■ **Task**:
Every line of the listing must be reproduced as it stands. Leave the images behind.

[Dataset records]
## Begin

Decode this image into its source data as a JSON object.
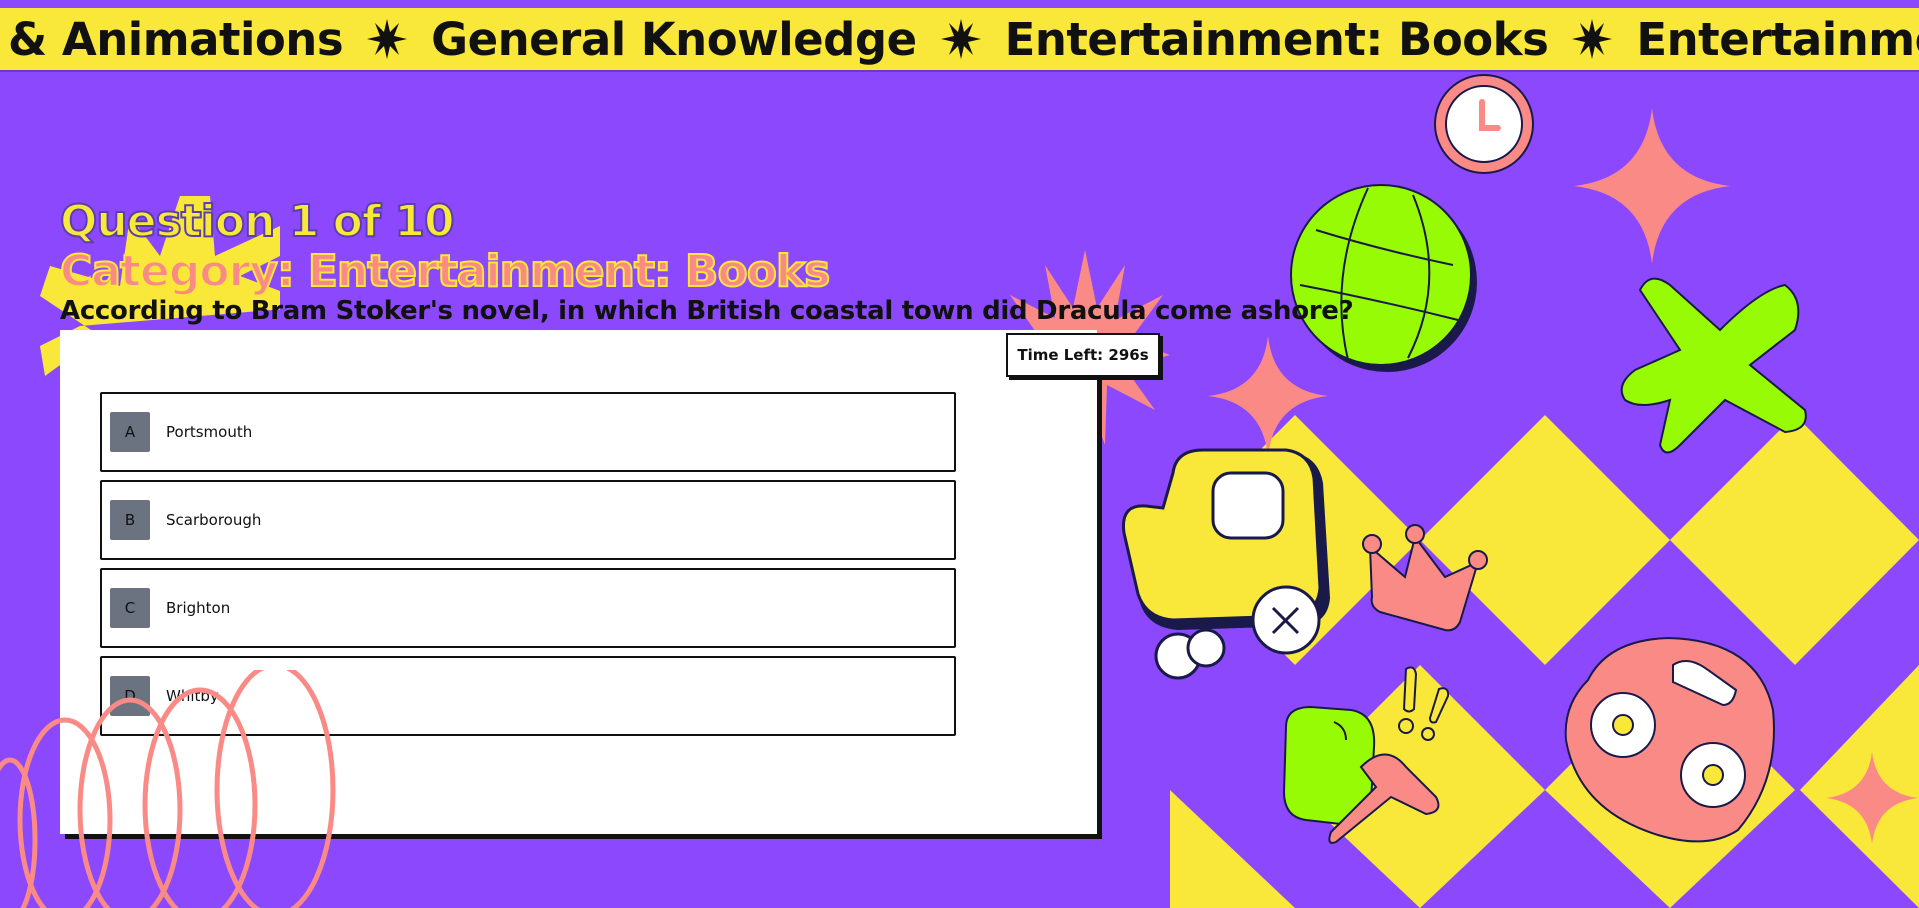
{
  "marquee": {
    "items": [
      "& Animations",
      "General Knowledge",
      "Entertainment: Books",
      "Entertainment: Film"
    ]
  },
  "quiz": {
    "question_counter": "Question 1 of 10",
    "category": "Category: Entertainment: Books",
    "question": "According to Bram Stoker's novel, in which British coastal town did Dracula come ashore?",
    "timer": "Time Left: 296s",
    "answers": [
      {
        "letter": "A",
        "text": "Portsmouth"
      },
      {
        "letter": "B",
        "text": "Scarborough"
      },
      {
        "letter": "C",
        "text": "Brighton"
      },
      {
        "letter": "D",
        "text": "Whitby"
      }
    ]
  },
  "colors": {
    "background": "#8b48fd",
    "marquee": "#f9e73a",
    "accent_pink": "#f98a86",
    "accent_green": "#98fb06",
    "accent_yellow": "#f9e73a",
    "letter_badge": "#6b7280"
  },
  "decorations": [
    "clock-icon",
    "globe-icon",
    "airplane-icon",
    "train-icon",
    "crown-icon",
    "camera-icon",
    "ice-cream-icon",
    "exclamation-icon",
    "sparkle-icon",
    "starburst-icon",
    "loops-decoration",
    "diamond-pattern"
  ]
}
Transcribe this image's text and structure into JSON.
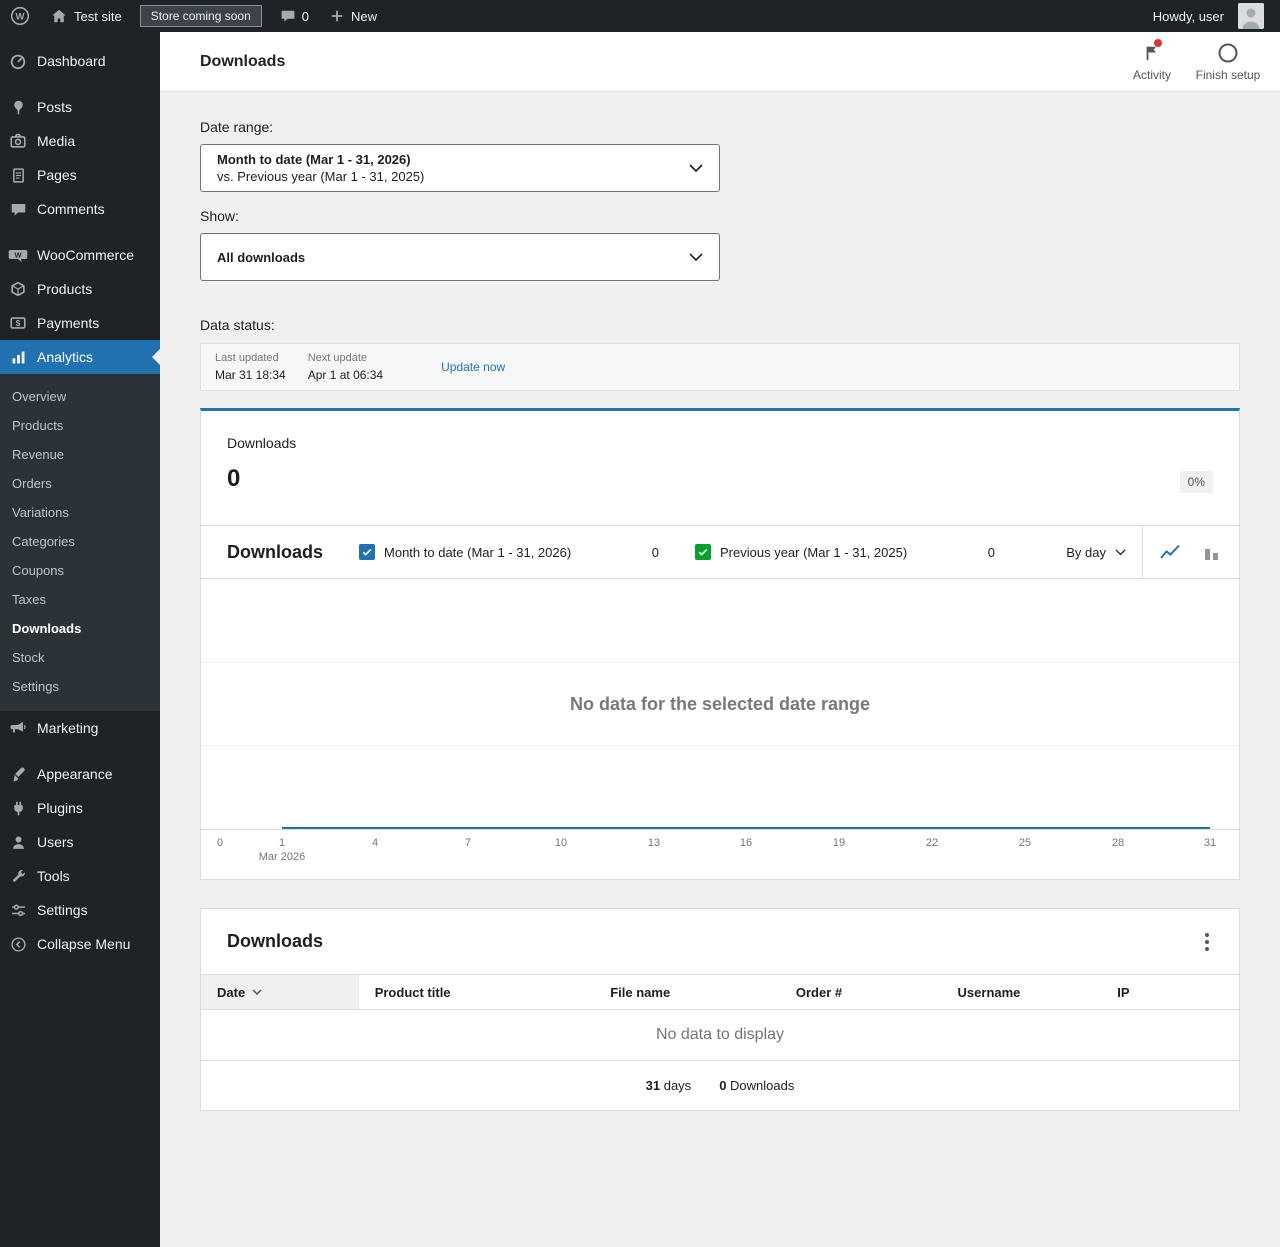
{
  "admin_bar": {
    "site_name": "Test site",
    "store_badge": "Store coming soon",
    "comments_count": "0",
    "new_label": "New",
    "howdy": "Howdy, user"
  },
  "sidebar": {
    "top_items": [
      {
        "label": "Dashboard",
        "icon": "dashboard-icon"
      },
      {
        "label": "Posts",
        "icon": "pin-icon"
      },
      {
        "label": "Media",
        "icon": "camera-icon"
      },
      {
        "label": "Pages",
        "icon": "page-icon"
      },
      {
        "label": "Comments",
        "icon": "comment-icon"
      }
    ],
    "woo_items": [
      {
        "label": "WooCommerce",
        "icon": "woocommerce-icon"
      },
      {
        "label": "Products",
        "icon": "box-icon"
      },
      {
        "label": "Payments",
        "icon": "payments-icon"
      }
    ],
    "analytics": {
      "label": "Analytics",
      "icon": "bar-chart-icon"
    },
    "analytics_submenu": [
      "Overview",
      "Products",
      "Revenue",
      "Orders",
      "Variations",
      "Categories",
      "Coupons",
      "Taxes",
      "Downloads",
      "Stock",
      "Settings"
    ],
    "current_submenu_item": "Downloads",
    "marketing": {
      "label": "Marketing",
      "icon": "megaphone-icon"
    },
    "bottom_items": [
      {
        "label": "Appearance",
        "icon": "brush-icon"
      },
      {
        "label": "Plugins",
        "icon": "plug-icon"
      },
      {
        "label": "Users",
        "icon": "user-icon"
      },
      {
        "label": "Tools",
        "icon": "wrench-icon"
      },
      {
        "label": "Settings",
        "icon": "sliders-icon"
      }
    ],
    "collapse": {
      "label": "Collapse Menu",
      "icon": "collapse-arrow-icon"
    }
  },
  "header": {
    "title": "Downloads",
    "activity_label": "Activity",
    "finish_setup_label": "Finish setup"
  },
  "filters": {
    "date_range_label": "Date range:",
    "date_range_primary": "Month to date (Mar 1 - 31, 2026)",
    "date_range_secondary": "vs. Previous year (Mar 1 - 31, 2025)",
    "show_label": "Show:",
    "show_value": "All downloads"
  },
  "data_status": {
    "label": "Data status:",
    "last_updated_label": "Last updated",
    "last_updated_value": "Mar 31 18:34",
    "next_update_label": "Next update",
    "next_update_value": "Apr 1 at 06:34",
    "update_now_label": "Update now"
  },
  "summary": {
    "title": "Downloads",
    "value": "0",
    "delta": "0%"
  },
  "chart": {
    "title": "Downloads",
    "interval": "By day",
    "empty_message": "No data for the selected date range",
    "legend": [
      {
        "label": "Month to date (Mar 1 - 31, 2026)",
        "value": "0",
        "color": "#2271b1"
      },
      {
        "label": "Previous year (Mar 1 - 31, 2025)",
        "value": "0",
        "color": "#00a32a"
      }
    ],
    "y_tick": "0",
    "x_ticks": [
      "1",
      "4",
      "7",
      "10",
      "13",
      "16",
      "19",
      "22",
      "25",
      "28",
      "31"
    ],
    "x_month_label": "Mar 2026"
  },
  "chart_data": {
    "type": "line",
    "title": "Downloads",
    "interval": "By day",
    "x_ticks": [
      "1",
      "4",
      "7",
      "10",
      "13",
      "16",
      "19",
      "22",
      "25",
      "28",
      "31"
    ],
    "x_axis_month": "Mar 2026",
    "y_ticks": [
      "0"
    ],
    "series": [
      {
        "name": "Month to date (Mar 1 - 31, 2026)",
        "total": 0,
        "values": []
      },
      {
        "name": "Previous year (Mar 1 - 31, 2025)",
        "total": 0,
        "values": []
      }
    ],
    "empty_message": "No data for the selected date range"
  },
  "table": {
    "title": "Downloads",
    "columns": [
      {
        "label": "Date"
      },
      {
        "label": "Product title"
      },
      {
        "label": "File name"
      },
      {
        "label": "Order #"
      },
      {
        "label": "Username"
      },
      {
        "label": "IP"
      }
    ],
    "sorted_column": "Date",
    "empty_message": "No data to display",
    "summary": [
      {
        "value": "31",
        "label": "days"
      },
      {
        "value": "0",
        "label": "Downloads"
      }
    ]
  },
  "colors": {
    "accent": "#2271b1",
    "sidebar_bg": "#1d2327",
    "submenu_bg": "#2c3338",
    "content_bg": "#f0f0f1",
    "series_primary": "#2271b1",
    "series_secondary": "#00a32a",
    "notification_red": "#d63638"
  }
}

## End

■ **Written solution**:
Decode this image into its source data as a JSON object.
{
  "marquee": {
    "items": [
      "& Animations",
      "General Knowledge",
      "Entertainment: Books",
      "Entertainment: Film"
    ]
  },
  "quiz": {
    "question_counter": "Question 1 of 10",
    "category": "Category: Entertainment: Books",
    "question": "According to Bram Stoker's novel, in which British coastal town did Dracula come ashore?",
    "timer": "Time Left: 296s",
    "answers": [
      {
        "letter": "A",
        "text": "Portsmouth"
      },
      {
        "letter": "B",
        "text": "Scarborough"
      },
      {
        "letter": "C",
        "text": "Brighton"
      },
      {
        "letter": "D",
        "text": "Whitby"
      }
    ]
  },
  "colors": {
    "background": "#8b48fd",
    "marquee": "#f9e73a",
    "accent_pink": "#f98a86",
    "accent_green": "#98fb06",
    "accent_yellow": "#f9e73a",
    "letter_badge": "#6b7280"
  },
  "decorations": [
    "clock-icon",
    "globe-icon",
    "airplane-icon",
    "train-icon",
    "crown-icon",
    "camera-icon",
    "ice-cream-icon",
    "exclamation-icon",
    "sparkle-icon",
    "starburst-icon",
    "loops-decoration",
    "diamond-pattern"
  ]
}
Transcribe this image's text and structure into JSON.
{
  "admin_bar": {
    "site_name": "Test site",
    "store_badge": "Store coming soon",
    "comments_count": "0",
    "new_label": "New",
    "howdy": "Howdy, user"
  },
  "sidebar": {
    "top_items": [
      {
        "label": "Dashboard",
        "icon": "dashboard-icon"
      },
      {
        "label": "Posts",
        "icon": "pin-icon"
      },
      {
        "label": "Media",
        "icon": "camera-icon"
      },
      {
        "label": "Pages",
        "icon": "page-icon"
      },
      {
        "label": "Comments",
        "icon": "comment-icon"
      }
    ],
    "woo_items": [
      {
        "label": "WooCommerce",
        "icon": "woocommerce-icon"
      },
      {
        "label": "Products",
        "icon": "box-icon"
      },
      {
        "label": "Payments",
        "icon": "payments-icon"
      }
    ],
    "analytics": {
      "label": "Analytics",
      "icon": "bar-chart-icon"
    },
    "analytics_submenu": [
      "Overview",
      "Products",
      "Revenue",
      "Orders",
      "Variations",
      "Categories",
      "Coupons",
      "Taxes",
      "Downloads",
      "Stock",
      "Settings"
    ],
    "current_submenu_item": "Downloads",
    "marketing": {
      "label": "Marketing",
      "icon": "megaphone-icon"
    },
    "bottom_items": [
      {
        "label": "Appearance",
        "icon": "brush-icon"
      },
      {
        "label": "Plugins",
        "icon": "plug-icon"
      },
      {
        "label": "Users",
        "icon": "user-icon"
      },
      {
        "label": "Tools",
        "icon": "wrench-icon"
      },
      {
        "label": "Settings",
        "icon": "sliders-icon"
      }
    ],
    "collapse": {
      "label": "Collapse Menu",
      "icon": "collapse-arrow-icon"
    }
  },
  "header": {
    "title": "Downloads",
    "activity_label": "Activity",
    "finish_setup_label": "Finish setup"
  },
  "filters": {
    "date_range_label": "Date range:",
    "date_range_primary": "Month to date (Mar 1 - 31, 2026)",
    "date_range_secondary": "vs. Previous year (Mar 1 - 31, 2025)",
    "show_label": "Show:",
    "show_value": "All downloads"
  },
  "data_status": {
    "label": "Data status:",
    "last_updated_label": "Last updated",
    "last_updated_value": "Mar 31 18:34",
    "next_update_label": "Next update",
    "next_update_value": "Apr 1 at 06:34",
    "update_now_label": "Update now"
  },
  "summary": {
    "title": "Downloads",
    "value": "0",
    "delta": "0%"
  },
  "chart": {
    "title": "Downloads",
    "interval": "By day",
    "empty_message": "No data for the selected date range",
    "legend": [
      {
        "label": "Month to date (Mar 1 - 31, 2026)",
        "value": "0",
        "color": "#2271b1"
      },
      {
        "label": "Previous year (Mar 1 - 31, 2025)",
        "value": "0",
        "color": "#00a32a"
      }
    ],
    "y_tick": "0",
    "x_ticks": [
      "1",
      "4",
      "7",
      "10",
      "13",
      "16",
      "19",
      "22",
      "25",
      "28",
      "31"
    ],
    "x_month_label": "Mar 2026"
  },
  "chart_data": {
    "type": "line",
    "title": "Downloads",
    "interval": "By day",
    "x_ticks": [
      "1",
      "4",
      "7",
      "10",
      "13",
      "16",
      "19",
      "22",
      "25",
      "28",
      "31"
    ],
    "x_axis_month": "Mar 2026",
    "y_ticks": [
      "0"
    ],
    "series": [
      {
        "name": "Month to date (Mar 1 - 31, 2026)",
        "total": 0,
        "values": []
      },
      {
        "name": "Previous year (Mar 1 - 31, 2025)",
        "total": 0,
        "values": []
      }
    ],
    "empty_message": "No data for the selected date range"
  },
  "table": {
    "title": "Downloads",
    "columns": [
      {
        "label": "Date"
      },
      {
        "label": "Product title"
      },
      {
        "label": "File name"
      },
      {
        "label": "Order #"
      },
      {
        "label": "Username"
      },
      {
        "label": "IP"
      }
    ],
    "sorted_column": "Date",
    "empty_message": "No data to display",
    "summary": [
      {
        "value": "31",
        "label": "days"
      },
      {
        "value": "0",
        "label": "Downloads"
      }
    ]
  },
  "colors": {
    "accent": "#2271b1",
    "sidebar_bg": "#1d2327",
    "submenu_bg": "#2c3338",
    "content_bg": "#f0f0f1",
    "series_primary": "#2271b1",
    "series_secondary": "#00a32a",
    "notification_red": "#d63638"
  }
}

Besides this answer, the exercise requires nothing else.